▶ **Reading passage**
The mechanical structure of an aircraft is known as the airframe.[1] This structure is typically considered to include the fuselage, undercarriage, empennage and wings, and excludes the propulsion system.[2]

Airframe design is a field of aerospace engineering that combines aerodynamics, materials technology and manufacturing methods with a focus on weight, strength and aerodynamic drag, as well as reliability and cost.

History

Four types of airframe construction: (1) Truss with canvas, (2) Truss with corrugate plate, (3) Monocoque construction, (4) Semi-monocoque construction.

Modern airframe history began in the United States when a 1903 wood biplane made by Orville and Wilbur Wright showed the potential of fixed-wing designs.

In 1912 the Deperdussin Monocoque pioneered the light, strong and streamlined monocoque fuselage formed of thin plywood layers over a circular frame, achieving 210 km/h (130 mph).[3][4]

First World War

Many early developments were spurred by military needs during World War I. Well known aircraft from that era include the Dutch designer Anthony Fokker's combat aircraft for the German Empire's Luftstreitkräfte, and U.S. Curtiss flying boats and the German/Austrian Taube monoplanes. These used hybrid wood and metal structures.

By the 1915/16 timeframe, the German Luft-Fahrzeug-Gesellschaft firm had devised a fully monocoque all-wood structure with only a skeletal internal frame, using strips of plywood laboriously "wrapped" in a diagonal fashion in up to four layers, around concrete male molds in "left" and "right" halves, known as Wickelrumpf (wrapped-body) construction[5] - this first appeared on the 1916 LFG Roland C.II, and would later be licensed to Pfalz Flugzeugwerke for its D-series biplane fighters.

In 1916 the German Albatros D.III biplane fighters featured semi-monocoque fuselages with load-bearing plywood skin panels glued to longitudinal longerons and bulkheads; it was replaced by the prevalent stressed skin structural configuration as metal replaced wood.[3] Similar methods to the Albatros firm's concept were used by both Hannoversche Waggonfabrik for their light two-seat CL.II through CL.V designs, and by Siemens-Schuckert for their later Siemens-Schuckert D.III and higher-performance D.IV biplane fighter designs. The Albatros D.III construction was of much less complexity than the patented LFG Wickelrumpf concept for their outer skinning.[original research?]

German engineer Hugo Junkers first flew all-metal airframes in 1915 with the all-metal, cantilever-wing, stressed-skin monoplane Junkers J 1 made of steel.[3] It developed further with lighter weight duralumin, invented by Alfred Wilm in Germany before the war; in the airframe of the Junkers D.I of 1918, whose techniques were adopted almost unchanged after the war by both American engineer William Bushnell Stout and Soviet aerospace engineer Andrei Tupolev, proving to be useful for aircraft up to 60 meters in wingspan by the 1930s.

▶ **Dataset records**
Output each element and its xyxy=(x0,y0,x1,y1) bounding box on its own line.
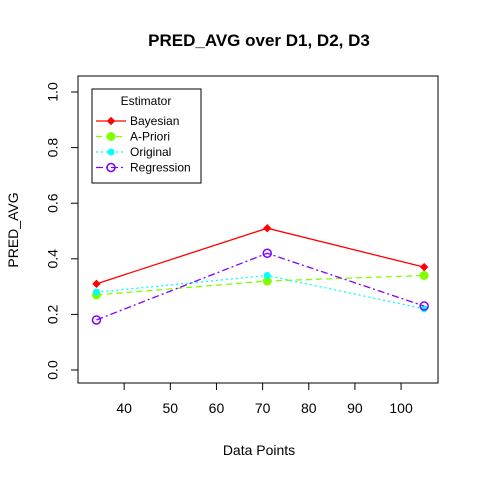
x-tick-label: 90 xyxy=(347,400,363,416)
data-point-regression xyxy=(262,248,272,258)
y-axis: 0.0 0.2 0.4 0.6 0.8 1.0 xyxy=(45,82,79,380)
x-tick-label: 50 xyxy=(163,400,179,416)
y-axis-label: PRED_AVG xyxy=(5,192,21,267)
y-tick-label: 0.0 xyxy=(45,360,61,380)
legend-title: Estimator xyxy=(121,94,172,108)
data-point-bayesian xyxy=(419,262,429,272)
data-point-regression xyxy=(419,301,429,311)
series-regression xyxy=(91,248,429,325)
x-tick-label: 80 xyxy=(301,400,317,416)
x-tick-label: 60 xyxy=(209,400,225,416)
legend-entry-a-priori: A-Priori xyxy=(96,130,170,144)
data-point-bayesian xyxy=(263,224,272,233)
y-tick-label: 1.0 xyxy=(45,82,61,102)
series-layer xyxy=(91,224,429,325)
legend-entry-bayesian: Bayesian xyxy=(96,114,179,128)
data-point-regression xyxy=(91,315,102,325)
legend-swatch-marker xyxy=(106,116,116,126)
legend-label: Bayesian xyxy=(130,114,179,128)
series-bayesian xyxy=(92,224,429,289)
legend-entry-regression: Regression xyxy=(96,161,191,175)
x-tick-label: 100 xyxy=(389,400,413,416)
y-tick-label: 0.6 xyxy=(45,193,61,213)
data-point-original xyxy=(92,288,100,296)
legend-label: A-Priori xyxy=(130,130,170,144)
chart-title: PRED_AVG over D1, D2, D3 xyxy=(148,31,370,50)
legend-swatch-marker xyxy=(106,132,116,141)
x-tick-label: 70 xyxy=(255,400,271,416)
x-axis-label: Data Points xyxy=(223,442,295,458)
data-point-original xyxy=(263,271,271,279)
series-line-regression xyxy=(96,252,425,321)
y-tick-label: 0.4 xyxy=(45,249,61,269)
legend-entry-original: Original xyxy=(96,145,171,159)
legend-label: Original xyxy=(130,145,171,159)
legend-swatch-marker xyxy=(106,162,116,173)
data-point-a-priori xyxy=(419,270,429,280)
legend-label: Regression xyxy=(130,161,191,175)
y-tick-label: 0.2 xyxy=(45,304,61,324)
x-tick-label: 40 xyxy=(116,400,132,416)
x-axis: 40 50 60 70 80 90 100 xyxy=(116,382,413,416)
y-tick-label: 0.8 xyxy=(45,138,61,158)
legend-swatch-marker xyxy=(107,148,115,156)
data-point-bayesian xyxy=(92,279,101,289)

* * *

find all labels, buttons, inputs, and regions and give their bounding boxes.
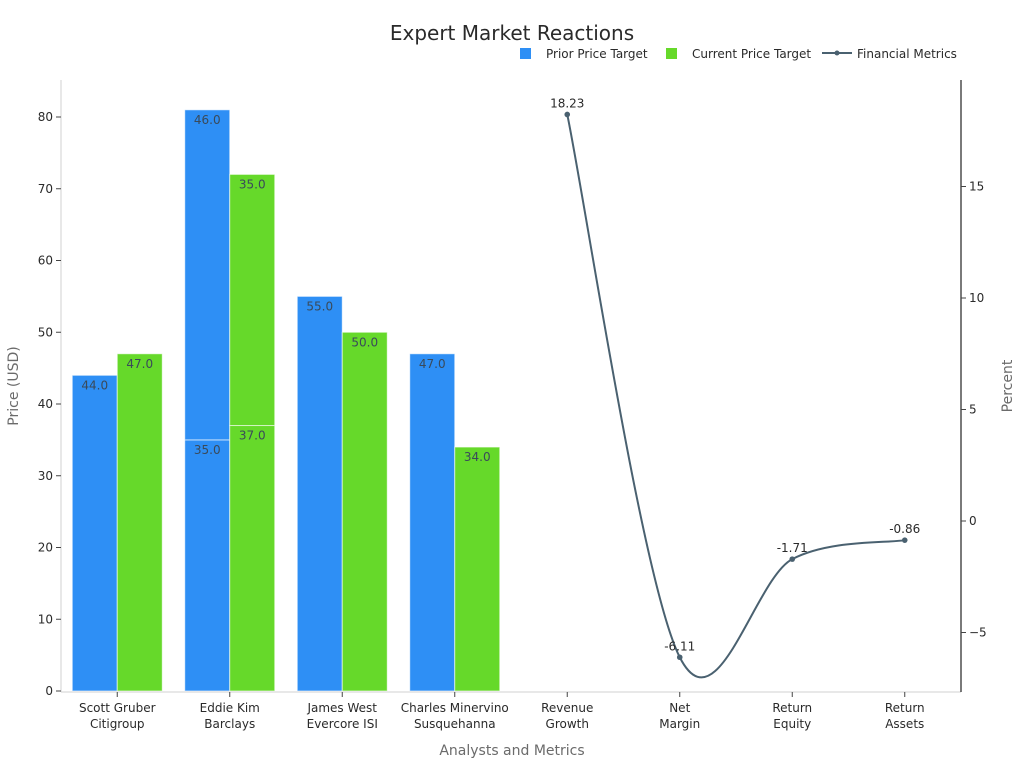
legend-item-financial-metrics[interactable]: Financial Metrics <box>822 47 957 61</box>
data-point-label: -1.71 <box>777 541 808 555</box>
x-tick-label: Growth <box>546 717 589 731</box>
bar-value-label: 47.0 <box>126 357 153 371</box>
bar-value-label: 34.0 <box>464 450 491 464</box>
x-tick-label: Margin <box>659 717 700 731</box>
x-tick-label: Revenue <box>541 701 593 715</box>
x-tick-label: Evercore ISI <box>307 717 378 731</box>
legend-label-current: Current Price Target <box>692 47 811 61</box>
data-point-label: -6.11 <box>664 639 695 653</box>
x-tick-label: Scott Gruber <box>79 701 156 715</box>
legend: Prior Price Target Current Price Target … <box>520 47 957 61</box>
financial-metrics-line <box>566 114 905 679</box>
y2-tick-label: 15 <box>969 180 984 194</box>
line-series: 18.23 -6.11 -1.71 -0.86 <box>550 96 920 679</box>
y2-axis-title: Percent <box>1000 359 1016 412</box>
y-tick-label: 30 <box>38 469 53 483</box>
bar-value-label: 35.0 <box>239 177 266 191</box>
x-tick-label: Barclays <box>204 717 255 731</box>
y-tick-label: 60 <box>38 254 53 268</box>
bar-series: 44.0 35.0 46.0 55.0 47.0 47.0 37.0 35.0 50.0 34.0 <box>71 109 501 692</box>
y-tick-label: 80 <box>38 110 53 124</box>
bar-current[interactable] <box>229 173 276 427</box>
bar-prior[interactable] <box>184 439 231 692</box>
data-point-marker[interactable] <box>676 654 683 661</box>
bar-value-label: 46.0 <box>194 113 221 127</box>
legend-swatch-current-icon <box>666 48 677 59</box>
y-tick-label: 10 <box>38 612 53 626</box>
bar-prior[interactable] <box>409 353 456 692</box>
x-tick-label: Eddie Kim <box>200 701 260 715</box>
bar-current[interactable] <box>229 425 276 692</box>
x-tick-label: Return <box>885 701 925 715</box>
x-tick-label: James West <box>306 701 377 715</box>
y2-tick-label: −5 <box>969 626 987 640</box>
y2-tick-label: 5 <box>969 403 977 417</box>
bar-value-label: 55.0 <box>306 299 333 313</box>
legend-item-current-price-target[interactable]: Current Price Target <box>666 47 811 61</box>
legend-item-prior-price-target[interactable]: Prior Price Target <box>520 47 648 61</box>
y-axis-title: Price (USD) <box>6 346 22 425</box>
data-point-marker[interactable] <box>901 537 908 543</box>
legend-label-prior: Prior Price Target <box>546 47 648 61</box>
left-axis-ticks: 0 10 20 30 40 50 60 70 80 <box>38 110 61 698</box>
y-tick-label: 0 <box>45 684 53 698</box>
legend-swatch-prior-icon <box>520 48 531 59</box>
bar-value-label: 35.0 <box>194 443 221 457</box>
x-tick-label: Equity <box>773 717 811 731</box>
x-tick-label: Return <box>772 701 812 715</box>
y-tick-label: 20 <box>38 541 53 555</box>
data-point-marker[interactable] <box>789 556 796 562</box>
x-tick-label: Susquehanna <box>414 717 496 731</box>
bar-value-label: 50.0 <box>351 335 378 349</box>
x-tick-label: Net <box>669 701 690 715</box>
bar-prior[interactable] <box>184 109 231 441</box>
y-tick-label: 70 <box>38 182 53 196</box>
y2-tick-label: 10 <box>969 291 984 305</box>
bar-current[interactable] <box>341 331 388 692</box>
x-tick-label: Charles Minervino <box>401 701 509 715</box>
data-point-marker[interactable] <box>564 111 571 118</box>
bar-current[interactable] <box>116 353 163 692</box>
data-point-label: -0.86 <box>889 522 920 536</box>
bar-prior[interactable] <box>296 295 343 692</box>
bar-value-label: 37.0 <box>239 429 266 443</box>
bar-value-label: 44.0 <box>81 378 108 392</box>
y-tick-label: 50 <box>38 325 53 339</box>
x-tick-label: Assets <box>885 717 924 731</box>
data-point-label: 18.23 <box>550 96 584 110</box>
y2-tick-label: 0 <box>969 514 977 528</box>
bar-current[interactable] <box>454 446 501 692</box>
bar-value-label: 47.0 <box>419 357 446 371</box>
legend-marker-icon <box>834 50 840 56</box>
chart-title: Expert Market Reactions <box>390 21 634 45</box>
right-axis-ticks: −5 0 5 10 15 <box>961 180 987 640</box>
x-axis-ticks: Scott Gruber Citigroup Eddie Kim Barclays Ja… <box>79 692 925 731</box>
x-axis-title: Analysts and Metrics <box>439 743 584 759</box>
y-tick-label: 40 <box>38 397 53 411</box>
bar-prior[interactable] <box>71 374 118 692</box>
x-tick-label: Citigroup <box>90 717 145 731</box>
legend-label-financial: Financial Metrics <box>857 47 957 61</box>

▶ **Written task**
Please reproduce the airframe passage word for word, from "Airframe design is" up to and including "reliability and cost.". You can set the records aside; they aren't needed.

▶ **Response to this task**
Airframe design is a field of aerospace engineering that combines aerodynamics, materials technology and manufacturing methods with a focus on weight, strength and aerodynamic drag, as well as reliability and cost.